»»

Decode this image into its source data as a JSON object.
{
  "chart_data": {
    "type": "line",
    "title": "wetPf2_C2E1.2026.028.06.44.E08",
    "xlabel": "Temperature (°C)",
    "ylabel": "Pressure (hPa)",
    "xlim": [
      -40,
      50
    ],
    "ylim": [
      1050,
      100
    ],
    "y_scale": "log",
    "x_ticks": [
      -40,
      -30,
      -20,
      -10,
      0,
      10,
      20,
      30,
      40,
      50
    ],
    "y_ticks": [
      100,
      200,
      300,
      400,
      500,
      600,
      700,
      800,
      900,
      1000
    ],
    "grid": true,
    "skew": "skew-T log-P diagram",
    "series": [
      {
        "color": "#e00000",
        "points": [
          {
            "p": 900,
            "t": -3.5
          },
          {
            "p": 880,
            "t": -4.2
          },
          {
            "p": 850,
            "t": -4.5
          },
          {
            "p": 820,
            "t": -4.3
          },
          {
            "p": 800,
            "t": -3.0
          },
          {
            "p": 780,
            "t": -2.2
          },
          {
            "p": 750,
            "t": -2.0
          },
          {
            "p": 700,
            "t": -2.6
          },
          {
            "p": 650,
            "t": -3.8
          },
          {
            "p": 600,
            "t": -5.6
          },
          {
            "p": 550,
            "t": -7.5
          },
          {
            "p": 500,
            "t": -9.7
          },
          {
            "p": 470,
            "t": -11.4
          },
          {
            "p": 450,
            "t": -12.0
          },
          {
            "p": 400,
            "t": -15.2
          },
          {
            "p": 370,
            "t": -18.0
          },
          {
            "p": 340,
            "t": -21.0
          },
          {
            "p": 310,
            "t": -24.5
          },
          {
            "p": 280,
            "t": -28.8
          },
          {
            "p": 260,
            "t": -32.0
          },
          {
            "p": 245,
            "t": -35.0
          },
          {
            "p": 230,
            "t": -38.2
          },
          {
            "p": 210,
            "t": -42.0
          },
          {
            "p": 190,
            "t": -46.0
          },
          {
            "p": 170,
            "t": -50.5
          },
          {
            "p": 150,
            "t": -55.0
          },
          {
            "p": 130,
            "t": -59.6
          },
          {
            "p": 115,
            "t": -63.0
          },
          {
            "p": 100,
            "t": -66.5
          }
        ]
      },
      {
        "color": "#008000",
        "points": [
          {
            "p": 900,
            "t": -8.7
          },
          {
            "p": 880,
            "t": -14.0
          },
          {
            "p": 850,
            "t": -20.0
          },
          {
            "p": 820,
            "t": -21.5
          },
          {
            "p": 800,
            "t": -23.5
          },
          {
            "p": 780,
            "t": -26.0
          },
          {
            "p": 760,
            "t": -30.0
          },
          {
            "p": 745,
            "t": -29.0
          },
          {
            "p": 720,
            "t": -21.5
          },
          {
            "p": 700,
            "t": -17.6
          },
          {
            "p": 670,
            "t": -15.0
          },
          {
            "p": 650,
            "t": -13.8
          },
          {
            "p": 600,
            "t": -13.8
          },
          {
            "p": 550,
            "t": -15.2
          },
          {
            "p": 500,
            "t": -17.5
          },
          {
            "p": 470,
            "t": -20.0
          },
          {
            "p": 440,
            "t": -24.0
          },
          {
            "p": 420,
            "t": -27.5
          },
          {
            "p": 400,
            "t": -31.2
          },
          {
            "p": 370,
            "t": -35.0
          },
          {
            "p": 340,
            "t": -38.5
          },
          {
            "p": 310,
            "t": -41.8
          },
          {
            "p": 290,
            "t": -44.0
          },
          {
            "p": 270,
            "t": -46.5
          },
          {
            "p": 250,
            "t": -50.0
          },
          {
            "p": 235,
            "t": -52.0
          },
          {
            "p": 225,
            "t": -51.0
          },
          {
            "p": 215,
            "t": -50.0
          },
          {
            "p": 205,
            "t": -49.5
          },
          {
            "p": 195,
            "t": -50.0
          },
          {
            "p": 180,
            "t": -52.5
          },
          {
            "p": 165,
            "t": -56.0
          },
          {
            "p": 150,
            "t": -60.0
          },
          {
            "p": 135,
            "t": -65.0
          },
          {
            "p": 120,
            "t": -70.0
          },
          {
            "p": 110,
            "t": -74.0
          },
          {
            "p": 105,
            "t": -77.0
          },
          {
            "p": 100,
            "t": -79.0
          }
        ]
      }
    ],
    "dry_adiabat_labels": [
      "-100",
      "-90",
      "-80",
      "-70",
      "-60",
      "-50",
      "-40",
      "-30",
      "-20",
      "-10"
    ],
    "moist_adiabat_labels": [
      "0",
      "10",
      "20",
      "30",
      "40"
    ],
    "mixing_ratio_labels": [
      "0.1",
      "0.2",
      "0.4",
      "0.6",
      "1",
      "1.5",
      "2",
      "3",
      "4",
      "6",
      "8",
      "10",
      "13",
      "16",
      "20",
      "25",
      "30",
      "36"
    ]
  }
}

««

▶ Challenge
Repeat all of the entries exactly.

▶ Solved problem
Decode this image into its source data as a JSON object.
{
  "chart_data": {
    "type": "line",
    "title": "wetPf2_C2E1.2026.028.06.44.E08",
    "xlabel": "Temperature (°C)",
    "ylabel": "Pressure (hPa)",
    "xlim": [
      -40,
      50
    ],
    "ylim": [
      1050,
      100
    ],
    "y_scale": "log",
    "x_ticks": [
      -40,
      -30,
      -20,
      -10,
      0,
      10,
      20,
      30,
      40,
      50
    ],
    "y_ticks": [
      100,
      200,
      300,
      400,
      500,
      600,
      700,
      800,
      900,
      1000
    ],
    "grid": true,
    "skew": "skew-T log-P diagram",
    "series": [
      {
        "color": "#e00000",
        "points": [
          {
            "p": 900,
            "t": -3.5
          },
          {
            "p": 880,
            "t": -4.2
          },
          {
            "p": 850,
            "t": -4.5
          },
          {
            "p": 820,
            "t": -4.3
          },
          {
            "p": 800,
            "t": -3.0
          },
          {
            "p": 780,
            "t": -2.2
          },
          {
            "p": 750,
            "t": -2.0
          },
          {
            "p": 700,
            "t": -2.6
          },
          {
            "p": 650,
            "t": -3.8
          },
          {
            "p": 600,
            "t": -5.6
          },
          {
            "p": 550,
            "t": -7.5
          },
          {
            "p": 500,
            "t": -9.7
          },
          {
            "p": 470,
            "t": -11.4
          },
          {
            "p": 450,
            "t": -12.0
          },
          {
            "p": 400,
            "t": -15.2
          },
          {
            "p": 370,
            "t": -18.0
          },
          {
            "p": 340,
            "t": -21.0
          },
          {
            "p": 310,
            "t": -24.5
          },
          {
            "p": 280,
            "t": -28.8
          },
          {
            "p": 260,
            "t": -32.0
          },
          {
            "p": 245,
            "t": -35.0
          },
          {
            "p": 230,
            "t": -38.2
          },
          {
            "p": 210,
            "t": -42.0
          },
          {
            "p": 190,
            "t": -46.0
          },
          {
            "p": 170,
            "t": -50.5
          },
          {
            "p": 150,
            "t": -55.0
          },
          {
            "p": 130,
            "t": -59.6
          },
          {
            "p": 115,
            "t": -63.0
          },
          {
            "p": 100,
            "t": -66.5
          }
        ]
      },
      {
        "color": "#008000",
        "points": [
          {
            "p": 900,
            "t": -8.7
          },
          {
            "p": 880,
            "t": -14.0
          },
          {
            "p": 850,
            "t": -20.0
          },
          {
            "p": 820,
            "t": -21.5
          },
          {
            "p": 800,
            "t": -23.5
          },
          {
            "p": 780,
            "t": -26.0
          },
          {
            "p": 760,
            "t": -30.0
          },
          {
            "p": 745,
            "t": -29.0
          },
          {
            "p": 720,
            "t": -21.5
          },
          {
            "p": 700,
            "t": -17.6
          },
          {
            "p": 670,
            "t": -15.0
          },
          {
            "p": 650,
            "t": -13.8
          },
          {
            "p": 600,
            "t": -13.8
          },
          {
            "p": 550,
            "t": -15.2
          },
          {
            "p": 500,
            "t": -17.5
          },
          {
            "p": 470,
            "t": -20.0
          },
          {
            "p": 440,
            "t": -24.0
          },
          {
            "p": 420,
            "t": -27.5
          },
          {
            "p": 400,
            "t": -31.2
          },
          {
            "p": 370,
            "t": -35.0
          },
          {
            "p": 340,
            "t": -38.5
          },
          {
            "p": 310,
            "t": -41.8
          },
          {
            "p": 290,
            "t": -44.0
          },
          {
            "p": 270,
            "t": -46.5
          },
          {
            "p": 250,
            "t": -50.0
          },
          {
            "p": 235,
            "t": -52.0
          },
          {
            "p": 225,
            "t": -51.0
          },
          {
            "p": 215,
            "t": -50.0
          },
          {
            "p": 205,
            "t": -49.5
          },
          {
            "p": 195,
            "t": -50.0
          },
          {
            "p": 180,
            "t": -52.5
          },
          {
            "p": 165,
            "t": -56.0
          },
          {
            "p": 150,
            "t": -60.0
          },
          {
            "p": 135,
            "t": -65.0
          },
          {
            "p": 120,
            "t": -70.0
          },
          {
            "p": 110,
            "t": -74.0
          },
          {
            "p": 105,
            "t": -77.0
          },
          {
            "p": 100,
            "t": -79.0
          }
        ]
      }
    ],
    "dry_adiabat_labels": [
      "-100",
      "-90",
      "-80",
      "-70",
      "-60",
      "-50",
      "-40",
      "-30",
      "-20",
      "-10"
    ],
    "moist_adiabat_labels": [
      "0",
      "10",
      "20",
      "30",
      "40"
    ],
    "mixing_ratio_labels": [
      "0.1",
      "0.2",
      "0.4",
      "0.6",
      "1",
      "1.5",
      "2",
      "3",
      "4",
      "6",
      "8",
      "10",
      "13",
      "16",
      "20",
      "25",
      "30",
      "36"
    ]
  }
}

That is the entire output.